**AIM OF THE EXERCISE**
How many of the lines that follow contain the word "للمنزل"? Give only the number.
────────────────────
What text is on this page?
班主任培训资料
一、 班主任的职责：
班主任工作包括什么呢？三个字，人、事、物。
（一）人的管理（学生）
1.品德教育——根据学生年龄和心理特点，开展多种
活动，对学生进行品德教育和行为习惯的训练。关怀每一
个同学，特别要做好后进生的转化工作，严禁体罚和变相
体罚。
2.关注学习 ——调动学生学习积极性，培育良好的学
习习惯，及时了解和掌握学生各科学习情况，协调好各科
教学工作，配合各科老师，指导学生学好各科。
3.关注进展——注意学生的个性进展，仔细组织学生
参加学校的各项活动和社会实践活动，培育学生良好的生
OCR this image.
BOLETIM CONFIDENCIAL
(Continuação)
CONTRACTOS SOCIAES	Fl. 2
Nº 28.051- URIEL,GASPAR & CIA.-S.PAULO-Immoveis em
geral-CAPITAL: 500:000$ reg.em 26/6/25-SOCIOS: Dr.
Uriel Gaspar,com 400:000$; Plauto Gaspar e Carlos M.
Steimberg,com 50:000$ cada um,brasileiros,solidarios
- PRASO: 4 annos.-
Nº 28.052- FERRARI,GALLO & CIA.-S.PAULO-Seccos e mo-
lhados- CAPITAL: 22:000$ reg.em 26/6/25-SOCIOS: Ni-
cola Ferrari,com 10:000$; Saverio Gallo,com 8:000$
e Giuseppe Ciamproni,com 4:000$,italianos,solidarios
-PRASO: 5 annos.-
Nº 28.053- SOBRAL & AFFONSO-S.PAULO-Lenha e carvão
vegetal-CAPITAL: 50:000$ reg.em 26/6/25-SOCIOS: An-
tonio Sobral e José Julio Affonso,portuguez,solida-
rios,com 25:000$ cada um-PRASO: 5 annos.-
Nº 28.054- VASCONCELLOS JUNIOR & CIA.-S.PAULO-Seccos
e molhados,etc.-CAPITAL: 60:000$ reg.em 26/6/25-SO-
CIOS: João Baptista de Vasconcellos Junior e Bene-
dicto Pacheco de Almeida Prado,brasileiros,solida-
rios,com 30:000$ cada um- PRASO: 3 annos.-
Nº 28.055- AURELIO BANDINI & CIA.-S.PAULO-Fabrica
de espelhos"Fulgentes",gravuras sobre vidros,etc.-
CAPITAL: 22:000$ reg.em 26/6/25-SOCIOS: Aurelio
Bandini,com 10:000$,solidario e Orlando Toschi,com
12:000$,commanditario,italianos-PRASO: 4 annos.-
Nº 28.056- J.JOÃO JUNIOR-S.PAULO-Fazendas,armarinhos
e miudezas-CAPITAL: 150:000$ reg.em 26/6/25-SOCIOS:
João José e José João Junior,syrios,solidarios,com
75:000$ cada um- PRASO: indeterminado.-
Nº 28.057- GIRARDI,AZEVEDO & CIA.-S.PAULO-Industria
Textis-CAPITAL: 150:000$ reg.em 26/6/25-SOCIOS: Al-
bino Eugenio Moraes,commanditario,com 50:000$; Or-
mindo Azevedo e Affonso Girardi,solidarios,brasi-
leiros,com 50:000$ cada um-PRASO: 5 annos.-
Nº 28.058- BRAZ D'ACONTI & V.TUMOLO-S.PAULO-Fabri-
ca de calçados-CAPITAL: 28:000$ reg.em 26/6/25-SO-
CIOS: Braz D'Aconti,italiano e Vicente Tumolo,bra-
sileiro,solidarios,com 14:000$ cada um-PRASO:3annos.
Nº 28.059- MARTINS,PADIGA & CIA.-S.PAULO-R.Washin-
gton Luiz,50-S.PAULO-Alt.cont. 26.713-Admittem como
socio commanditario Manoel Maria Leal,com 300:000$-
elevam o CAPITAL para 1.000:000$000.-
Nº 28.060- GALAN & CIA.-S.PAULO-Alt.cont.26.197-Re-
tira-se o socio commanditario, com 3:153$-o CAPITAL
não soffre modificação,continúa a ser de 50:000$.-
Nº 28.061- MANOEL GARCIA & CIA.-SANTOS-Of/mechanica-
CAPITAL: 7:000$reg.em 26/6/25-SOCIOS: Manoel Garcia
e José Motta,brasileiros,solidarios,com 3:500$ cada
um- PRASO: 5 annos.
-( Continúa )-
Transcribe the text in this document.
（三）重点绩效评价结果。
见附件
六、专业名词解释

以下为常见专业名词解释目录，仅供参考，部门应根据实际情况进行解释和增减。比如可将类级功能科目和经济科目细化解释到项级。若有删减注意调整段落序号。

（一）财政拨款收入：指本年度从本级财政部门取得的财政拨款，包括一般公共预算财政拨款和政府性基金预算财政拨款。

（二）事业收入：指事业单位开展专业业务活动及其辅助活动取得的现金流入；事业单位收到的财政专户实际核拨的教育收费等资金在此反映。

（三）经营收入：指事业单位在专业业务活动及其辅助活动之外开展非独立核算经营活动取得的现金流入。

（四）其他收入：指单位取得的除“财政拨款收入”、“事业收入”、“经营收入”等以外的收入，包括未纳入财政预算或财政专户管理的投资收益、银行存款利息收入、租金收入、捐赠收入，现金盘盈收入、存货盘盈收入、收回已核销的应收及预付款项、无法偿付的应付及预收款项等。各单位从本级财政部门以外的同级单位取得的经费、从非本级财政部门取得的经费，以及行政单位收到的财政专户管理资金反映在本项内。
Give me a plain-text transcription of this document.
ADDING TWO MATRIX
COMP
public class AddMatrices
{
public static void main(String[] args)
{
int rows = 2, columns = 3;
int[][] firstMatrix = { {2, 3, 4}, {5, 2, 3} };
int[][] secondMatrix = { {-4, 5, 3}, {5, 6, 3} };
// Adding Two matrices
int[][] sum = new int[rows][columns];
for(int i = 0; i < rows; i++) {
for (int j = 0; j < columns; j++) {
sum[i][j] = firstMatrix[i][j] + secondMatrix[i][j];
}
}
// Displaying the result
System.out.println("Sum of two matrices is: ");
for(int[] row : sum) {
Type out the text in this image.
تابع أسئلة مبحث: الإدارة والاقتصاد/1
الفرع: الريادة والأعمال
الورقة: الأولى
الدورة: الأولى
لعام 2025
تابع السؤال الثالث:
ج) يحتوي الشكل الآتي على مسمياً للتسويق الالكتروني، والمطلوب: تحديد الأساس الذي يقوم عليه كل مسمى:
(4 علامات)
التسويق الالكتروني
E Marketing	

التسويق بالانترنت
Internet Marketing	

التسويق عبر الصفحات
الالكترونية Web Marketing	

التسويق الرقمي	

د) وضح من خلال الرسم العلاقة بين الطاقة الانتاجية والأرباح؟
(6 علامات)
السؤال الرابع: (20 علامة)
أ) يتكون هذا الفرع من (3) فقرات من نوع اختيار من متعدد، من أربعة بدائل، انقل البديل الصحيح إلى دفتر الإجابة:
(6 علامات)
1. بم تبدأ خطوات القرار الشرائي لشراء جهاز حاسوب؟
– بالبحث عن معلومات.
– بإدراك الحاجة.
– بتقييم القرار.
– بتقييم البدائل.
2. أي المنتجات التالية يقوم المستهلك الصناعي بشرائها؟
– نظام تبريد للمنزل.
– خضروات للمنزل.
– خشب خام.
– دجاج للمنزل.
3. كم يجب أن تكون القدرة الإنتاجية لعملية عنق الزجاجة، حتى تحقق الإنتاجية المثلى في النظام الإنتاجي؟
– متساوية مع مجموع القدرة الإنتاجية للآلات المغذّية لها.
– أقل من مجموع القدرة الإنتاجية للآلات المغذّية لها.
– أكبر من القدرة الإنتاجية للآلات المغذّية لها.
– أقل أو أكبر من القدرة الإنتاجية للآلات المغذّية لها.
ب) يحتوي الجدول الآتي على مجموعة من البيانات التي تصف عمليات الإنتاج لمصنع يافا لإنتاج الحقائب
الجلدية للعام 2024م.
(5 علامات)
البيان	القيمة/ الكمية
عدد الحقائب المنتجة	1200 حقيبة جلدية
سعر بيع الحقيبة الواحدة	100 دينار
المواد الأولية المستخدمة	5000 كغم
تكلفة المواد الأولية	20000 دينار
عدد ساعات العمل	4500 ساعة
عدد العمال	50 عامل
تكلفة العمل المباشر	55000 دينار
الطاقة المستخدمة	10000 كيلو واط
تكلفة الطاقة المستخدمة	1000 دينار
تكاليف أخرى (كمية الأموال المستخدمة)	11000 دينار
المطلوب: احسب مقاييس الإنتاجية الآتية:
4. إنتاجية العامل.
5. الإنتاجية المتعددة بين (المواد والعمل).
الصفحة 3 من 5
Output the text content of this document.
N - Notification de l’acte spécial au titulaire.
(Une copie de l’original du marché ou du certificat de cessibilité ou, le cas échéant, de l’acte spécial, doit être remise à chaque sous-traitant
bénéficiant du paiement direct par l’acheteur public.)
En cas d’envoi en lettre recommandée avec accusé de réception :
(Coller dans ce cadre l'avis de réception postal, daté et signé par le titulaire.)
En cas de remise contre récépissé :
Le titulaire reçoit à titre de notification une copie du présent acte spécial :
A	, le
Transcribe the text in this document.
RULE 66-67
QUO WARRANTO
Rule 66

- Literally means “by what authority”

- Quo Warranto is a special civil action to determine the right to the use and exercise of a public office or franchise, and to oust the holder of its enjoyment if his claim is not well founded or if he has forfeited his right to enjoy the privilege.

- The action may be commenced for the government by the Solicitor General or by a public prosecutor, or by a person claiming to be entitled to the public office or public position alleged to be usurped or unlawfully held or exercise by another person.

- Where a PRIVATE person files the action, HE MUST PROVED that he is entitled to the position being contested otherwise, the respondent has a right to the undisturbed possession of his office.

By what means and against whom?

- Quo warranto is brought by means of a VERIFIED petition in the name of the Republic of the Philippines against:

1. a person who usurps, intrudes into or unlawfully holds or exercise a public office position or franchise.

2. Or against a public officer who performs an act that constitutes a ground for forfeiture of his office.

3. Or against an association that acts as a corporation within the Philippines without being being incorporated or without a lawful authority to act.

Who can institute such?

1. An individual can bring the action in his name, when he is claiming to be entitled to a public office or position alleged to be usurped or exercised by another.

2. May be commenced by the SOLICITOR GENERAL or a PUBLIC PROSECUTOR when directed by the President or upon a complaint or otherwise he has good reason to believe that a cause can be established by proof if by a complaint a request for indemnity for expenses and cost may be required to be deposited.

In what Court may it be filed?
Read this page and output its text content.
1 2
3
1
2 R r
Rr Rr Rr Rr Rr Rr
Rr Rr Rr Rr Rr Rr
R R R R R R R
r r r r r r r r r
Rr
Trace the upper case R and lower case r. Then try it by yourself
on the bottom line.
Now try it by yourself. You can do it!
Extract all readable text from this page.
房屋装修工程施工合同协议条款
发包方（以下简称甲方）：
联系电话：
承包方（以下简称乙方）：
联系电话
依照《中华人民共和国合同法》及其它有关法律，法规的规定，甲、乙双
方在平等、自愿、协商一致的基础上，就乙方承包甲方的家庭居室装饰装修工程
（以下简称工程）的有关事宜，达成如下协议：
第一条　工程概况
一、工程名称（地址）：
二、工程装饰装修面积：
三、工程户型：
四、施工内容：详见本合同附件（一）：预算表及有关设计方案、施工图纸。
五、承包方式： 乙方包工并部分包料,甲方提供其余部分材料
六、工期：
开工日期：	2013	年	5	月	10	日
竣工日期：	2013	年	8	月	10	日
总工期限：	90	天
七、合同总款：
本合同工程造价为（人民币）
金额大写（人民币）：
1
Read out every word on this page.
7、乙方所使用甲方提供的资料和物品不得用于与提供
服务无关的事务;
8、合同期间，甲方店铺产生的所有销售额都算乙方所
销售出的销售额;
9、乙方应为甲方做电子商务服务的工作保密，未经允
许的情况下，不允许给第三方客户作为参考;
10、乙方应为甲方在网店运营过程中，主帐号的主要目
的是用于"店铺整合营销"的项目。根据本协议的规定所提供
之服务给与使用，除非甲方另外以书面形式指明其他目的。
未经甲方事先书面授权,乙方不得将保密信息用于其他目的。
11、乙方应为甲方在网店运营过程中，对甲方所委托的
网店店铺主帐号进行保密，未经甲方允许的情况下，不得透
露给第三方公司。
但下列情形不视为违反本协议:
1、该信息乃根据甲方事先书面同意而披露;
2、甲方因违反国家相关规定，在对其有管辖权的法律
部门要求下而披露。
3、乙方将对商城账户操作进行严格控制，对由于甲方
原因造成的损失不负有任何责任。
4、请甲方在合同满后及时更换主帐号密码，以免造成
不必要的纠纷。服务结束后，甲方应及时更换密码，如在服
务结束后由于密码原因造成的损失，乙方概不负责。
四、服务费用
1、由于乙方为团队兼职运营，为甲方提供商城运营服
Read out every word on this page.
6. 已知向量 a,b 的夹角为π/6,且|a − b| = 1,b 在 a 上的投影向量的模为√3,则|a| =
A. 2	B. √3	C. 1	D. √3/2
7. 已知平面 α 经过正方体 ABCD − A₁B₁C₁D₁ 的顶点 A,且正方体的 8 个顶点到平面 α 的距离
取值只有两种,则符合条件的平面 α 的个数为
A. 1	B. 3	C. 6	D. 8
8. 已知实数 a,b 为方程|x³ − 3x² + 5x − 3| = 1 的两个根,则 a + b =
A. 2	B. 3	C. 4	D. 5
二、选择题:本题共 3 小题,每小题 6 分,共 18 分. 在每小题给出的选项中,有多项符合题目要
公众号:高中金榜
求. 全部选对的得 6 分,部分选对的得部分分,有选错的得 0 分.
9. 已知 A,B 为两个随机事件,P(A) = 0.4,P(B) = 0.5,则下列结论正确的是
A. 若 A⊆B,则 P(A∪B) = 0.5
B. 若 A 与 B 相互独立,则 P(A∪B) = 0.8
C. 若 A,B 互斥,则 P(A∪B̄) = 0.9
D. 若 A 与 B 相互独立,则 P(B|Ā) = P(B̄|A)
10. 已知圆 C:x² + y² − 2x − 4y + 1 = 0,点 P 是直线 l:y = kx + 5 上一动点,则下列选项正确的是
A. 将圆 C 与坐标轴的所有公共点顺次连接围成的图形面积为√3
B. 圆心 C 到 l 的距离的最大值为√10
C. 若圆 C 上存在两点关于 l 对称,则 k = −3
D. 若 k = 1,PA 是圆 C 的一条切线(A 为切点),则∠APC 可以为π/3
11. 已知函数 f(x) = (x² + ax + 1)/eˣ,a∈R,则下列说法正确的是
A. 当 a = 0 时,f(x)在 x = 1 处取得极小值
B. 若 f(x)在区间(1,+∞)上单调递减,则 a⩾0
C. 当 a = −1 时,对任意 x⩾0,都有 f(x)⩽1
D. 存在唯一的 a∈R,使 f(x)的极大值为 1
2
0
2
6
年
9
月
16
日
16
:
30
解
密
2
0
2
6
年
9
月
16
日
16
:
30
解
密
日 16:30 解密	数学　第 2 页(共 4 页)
────────────────────
**TASK RESULT**
3